──────── Provided data

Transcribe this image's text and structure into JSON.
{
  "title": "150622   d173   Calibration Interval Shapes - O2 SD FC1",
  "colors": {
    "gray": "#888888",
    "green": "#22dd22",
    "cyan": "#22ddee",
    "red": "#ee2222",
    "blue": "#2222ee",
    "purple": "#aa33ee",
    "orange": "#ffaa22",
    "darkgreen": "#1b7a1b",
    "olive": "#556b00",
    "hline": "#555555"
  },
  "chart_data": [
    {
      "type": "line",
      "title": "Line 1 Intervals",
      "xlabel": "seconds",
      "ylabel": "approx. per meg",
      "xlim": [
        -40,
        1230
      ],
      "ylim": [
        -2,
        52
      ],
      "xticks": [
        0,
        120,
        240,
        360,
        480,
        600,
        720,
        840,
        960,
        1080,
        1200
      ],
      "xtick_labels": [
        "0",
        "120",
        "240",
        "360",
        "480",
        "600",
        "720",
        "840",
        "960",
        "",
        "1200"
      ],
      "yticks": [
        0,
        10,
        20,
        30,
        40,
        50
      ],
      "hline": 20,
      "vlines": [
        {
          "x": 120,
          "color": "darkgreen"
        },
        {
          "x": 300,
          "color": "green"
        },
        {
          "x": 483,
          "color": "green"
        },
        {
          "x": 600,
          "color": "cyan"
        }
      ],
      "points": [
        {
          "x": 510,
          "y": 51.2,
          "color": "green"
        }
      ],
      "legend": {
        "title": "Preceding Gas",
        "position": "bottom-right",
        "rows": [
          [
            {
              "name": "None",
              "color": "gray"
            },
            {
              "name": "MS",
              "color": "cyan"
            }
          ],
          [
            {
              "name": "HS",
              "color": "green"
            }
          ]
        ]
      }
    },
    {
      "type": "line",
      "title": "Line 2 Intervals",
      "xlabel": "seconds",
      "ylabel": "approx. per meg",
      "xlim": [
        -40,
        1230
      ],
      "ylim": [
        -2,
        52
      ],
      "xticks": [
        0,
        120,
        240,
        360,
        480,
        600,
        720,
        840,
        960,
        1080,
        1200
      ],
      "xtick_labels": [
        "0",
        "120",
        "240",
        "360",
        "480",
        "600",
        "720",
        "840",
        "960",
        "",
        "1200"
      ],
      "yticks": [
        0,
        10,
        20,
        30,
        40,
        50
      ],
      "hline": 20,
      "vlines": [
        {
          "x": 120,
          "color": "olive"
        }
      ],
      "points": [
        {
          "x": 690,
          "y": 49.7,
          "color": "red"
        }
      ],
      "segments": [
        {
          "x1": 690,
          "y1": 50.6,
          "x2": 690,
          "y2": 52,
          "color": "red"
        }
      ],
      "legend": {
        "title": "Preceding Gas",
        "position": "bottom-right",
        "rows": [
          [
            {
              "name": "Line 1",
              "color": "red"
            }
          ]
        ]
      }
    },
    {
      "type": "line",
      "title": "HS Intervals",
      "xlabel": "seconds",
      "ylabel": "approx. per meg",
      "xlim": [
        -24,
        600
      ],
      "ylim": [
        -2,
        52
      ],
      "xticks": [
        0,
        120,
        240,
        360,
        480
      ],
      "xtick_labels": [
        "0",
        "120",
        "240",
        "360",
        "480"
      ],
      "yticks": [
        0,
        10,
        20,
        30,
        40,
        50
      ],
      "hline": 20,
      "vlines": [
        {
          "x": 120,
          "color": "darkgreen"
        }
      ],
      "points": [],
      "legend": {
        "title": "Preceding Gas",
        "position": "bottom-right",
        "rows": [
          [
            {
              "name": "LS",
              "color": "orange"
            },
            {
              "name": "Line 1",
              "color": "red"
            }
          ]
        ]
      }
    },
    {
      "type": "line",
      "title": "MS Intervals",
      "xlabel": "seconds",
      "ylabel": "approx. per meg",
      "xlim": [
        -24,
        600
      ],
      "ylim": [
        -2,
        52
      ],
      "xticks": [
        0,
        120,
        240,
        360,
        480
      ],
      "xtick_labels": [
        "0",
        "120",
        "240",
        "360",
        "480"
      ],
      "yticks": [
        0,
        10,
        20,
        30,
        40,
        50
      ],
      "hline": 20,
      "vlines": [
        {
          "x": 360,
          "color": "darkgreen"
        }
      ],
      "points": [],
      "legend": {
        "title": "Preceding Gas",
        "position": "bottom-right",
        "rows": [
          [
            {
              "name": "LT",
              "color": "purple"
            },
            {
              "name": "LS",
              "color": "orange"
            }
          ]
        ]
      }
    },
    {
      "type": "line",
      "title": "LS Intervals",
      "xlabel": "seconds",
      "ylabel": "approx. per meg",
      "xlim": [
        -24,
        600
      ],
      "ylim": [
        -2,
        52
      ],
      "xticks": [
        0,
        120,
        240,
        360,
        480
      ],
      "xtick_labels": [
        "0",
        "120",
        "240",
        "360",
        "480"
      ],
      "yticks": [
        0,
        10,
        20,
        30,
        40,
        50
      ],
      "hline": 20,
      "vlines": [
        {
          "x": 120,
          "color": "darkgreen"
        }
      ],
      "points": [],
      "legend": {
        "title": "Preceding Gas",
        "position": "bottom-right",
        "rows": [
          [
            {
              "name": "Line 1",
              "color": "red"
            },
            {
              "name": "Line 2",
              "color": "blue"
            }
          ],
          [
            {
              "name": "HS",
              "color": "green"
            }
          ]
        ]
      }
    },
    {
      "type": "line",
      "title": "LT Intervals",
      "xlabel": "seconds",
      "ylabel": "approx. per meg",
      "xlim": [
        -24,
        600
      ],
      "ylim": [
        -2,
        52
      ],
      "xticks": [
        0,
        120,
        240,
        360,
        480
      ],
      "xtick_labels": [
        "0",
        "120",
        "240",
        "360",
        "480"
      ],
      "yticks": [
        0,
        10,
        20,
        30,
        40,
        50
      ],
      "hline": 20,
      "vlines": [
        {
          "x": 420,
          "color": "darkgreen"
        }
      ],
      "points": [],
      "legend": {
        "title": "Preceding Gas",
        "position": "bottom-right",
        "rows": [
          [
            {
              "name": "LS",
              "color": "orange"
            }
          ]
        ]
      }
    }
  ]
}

────────────────

→ **Required work**
Write out every line exactly as it stands.

→ **Correct answer**
Transcribe this image's text and structure into JSON.
{
  "title": "150622   d173   Calibration Interval Shapes - O2 SD FC1",
  "colors": {
    "gray": "#888888",
    "green": "#22dd22",
    "cyan": "#22ddee",
    "red": "#ee2222",
    "blue": "#2222ee",
    "purple": "#aa33ee",
    "orange": "#ffaa22",
    "darkgreen": "#1b7a1b",
    "olive": "#556b00",
    "hline": "#555555"
  },
  "chart_data": [
    {
      "type": "line",
      "title": "Line 1 Intervals",
      "xlabel": "seconds",
      "ylabel": "approx. per meg",
      "xlim": [
        -40,
        1230
      ],
      "ylim": [
        -2,
        52
      ],
      "xticks": [
        0,
        120,
        240,
        360,
        480,
        600,
        720,
        840,
        960,
        1080,
        1200
      ],
      "xtick_labels": [
        "0",
        "120",
        "240",
        "360",
        "480",
        "600",
        "720",
        "840",
        "960",
        "",
        "1200"
      ],
      "yticks": [
        0,
        10,
        20,
        30,
        40,
        50
      ],
      "hline": 20,
      "vlines": [
        {
          "x": 120,
          "color": "darkgreen"
        },
        {
          "x": 300,
          "color": "green"
        },
        {
          "x": 483,
          "color": "green"
        },
        {
          "x": 600,
          "color": "cyan"
        }
      ],
      "points": [
        {
          "x": 510,
          "y": 51.2,
          "color": "green"
        }
      ],
      "legend": {
        "title": "Preceding Gas",
        "position": "bottom-right",
        "rows": [
          [
            {
              "name": "None",
              "color": "gray"
            },
            {
              "name": "MS",
              "color": "cyan"
            }
          ],
          [
            {
              "name": "HS",
              "color": "green"
            }
          ]
        ]
      }
    },
    {
      "type": "line",
      "title": "Line 2 Intervals",
      "xlabel": "seconds",
      "ylabel": "approx. per meg",
      "xlim": [
        -40,
        1230
      ],
      "ylim": [
        -2,
        52
      ],
      "xticks": [
        0,
        120,
        240,
        360,
        480,
        600,
        720,
        840,
        960,
        1080,
        1200
      ],
      "xtick_labels": [
        "0",
        "120",
        "240",
        "360",
        "480",
        "600",
        "720",
        "840",
        "960",
        "",
        "1200"
      ],
      "yticks": [
        0,
        10,
        20,
        30,
        40,
        50
      ],
      "hline": 20,
      "vlines": [
        {
          "x": 120,
          "color": "olive"
        }
      ],
      "points": [
        {
          "x": 690,
          "y": 49.7,
          "color": "red"
        }
      ],
      "segments": [
        {
          "x1": 690,
          "y1": 50.6,
          "x2": 690,
          "y2": 52,
          "color": "red"
        }
      ],
      "legend": {
        "title": "Preceding Gas",
        "position": "bottom-right",
        "rows": [
          [
            {
              "name": "Line 1",
              "color": "red"
            }
          ]
        ]
      }
    },
    {
      "type": "line",
      "title": "HS Intervals",
      "xlabel": "seconds",
      "ylabel": "approx. per meg",
      "xlim": [
        -24,
        600
      ],
      "ylim": [
        -2,
        52
      ],
      "xticks": [
        0,
        120,
        240,
        360,
        480
      ],
      "xtick_labels": [
        "0",
        "120",
        "240",
        "360",
        "480"
      ],
      "yticks": [
        0,
        10,
        20,
        30,
        40,
        50
      ],
      "hline": 20,
      "vlines": [
        {
          "x": 120,
          "color": "darkgreen"
        }
      ],
      "points": [],
      "legend": {
        "title": "Preceding Gas",
        "position": "bottom-right",
        "rows": [
          [
            {
              "name": "LS",
              "color": "orange"
            },
            {
              "name": "Line 1",
              "color": "red"
            }
          ]
        ]
      }
    },
    {
      "type": "line",
      "title": "MS Intervals",
      "xlabel": "seconds",
      "ylabel": "approx. per meg",
      "xlim": [
        -24,
        600
      ],
      "ylim": [
        -2,
        52
      ],
      "xticks": [
        0,
        120,
        240,
        360,
        480
      ],
      "xtick_labels": [
        "0",
        "120",
        "240",
        "360",
        "480"
      ],
      "yticks": [
        0,
        10,
        20,
        30,
        40,
        50
      ],
      "hline": 20,
      "vlines": [
        {
          "x": 360,
          "color": "darkgreen"
        }
      ],
      "points": [],
      "legend": {
        "title": "Preceding Gas",
        "position": "bottom-right",
        "rows": [
          [
            {
              "name": "LT",
              "color": "purple"
            },
            {
              "name": "LS",
              "color": "orange"
            }
          ]
        ]
      }
    },
    {
      "type": "line",
      "title": "LS Intervals",
      "xlabel": "seconds",
      "ylabel": "approx. per meg",
      "xlim": [
        -24,
        600
      ],
      "ylim": [
        -2,
        52
      ],
      "xticks": [
        0,
        120,
        240,
        360,
        480
      ],
      "xtick_labels": [
        "0",
        "120",
        "240",
        "360",
        "480"
      ],
      "yticks": [
        0,
        10,
        20,
        30,
        40,
        50
      ],
      "hline": 20,
      "vlines": [
        {
          "x": 120,
          "color": "darkgreen"
        }
      ],
      "points": [],
      "legend": {
        "title": "Preceding Gas",
        "position": "bottom-right",
        "rows": [
          [
            {
              "name": "Line 1",
              "color": "red"
            },
            {
              "name": "Line 2",
              "color": "blue"
            }
          ],
          [
            {
              "name": "HS",
              "color": "green"
            }
          ]
        ]
      }
    },
    {
      "type": "line",
      "title": "LT Intervals",
      "xlabel": "seconds",
      "ylabel": "approx. per meg",
      "xlim": [
        -24,
        600
      ],
      "ylim": [
        -2,
        52
      ],
      "xticks": [
        0,
        120,
        240,
        360,
        480
      ],
      "xtick_labels": [
        "0",
        "120",
        "240",
        "360",
        "480"
      ],
      "yticks": [
        0,
        10,
        20,
        30,
        40,
        50
      ],
      "hline": 20,
      "vlines": [
        {
          "x": 420,
          "color": "darkgreen"
        }
      ],
      "points": [],
      "legend": {
        "title": "Preceding Gas",
        "position": "bottom-right",
        "rows": [
          [
            {
              "name": "LS",
              "color": "orange"
            }
          ]
        ]
      }
    }
  ]
}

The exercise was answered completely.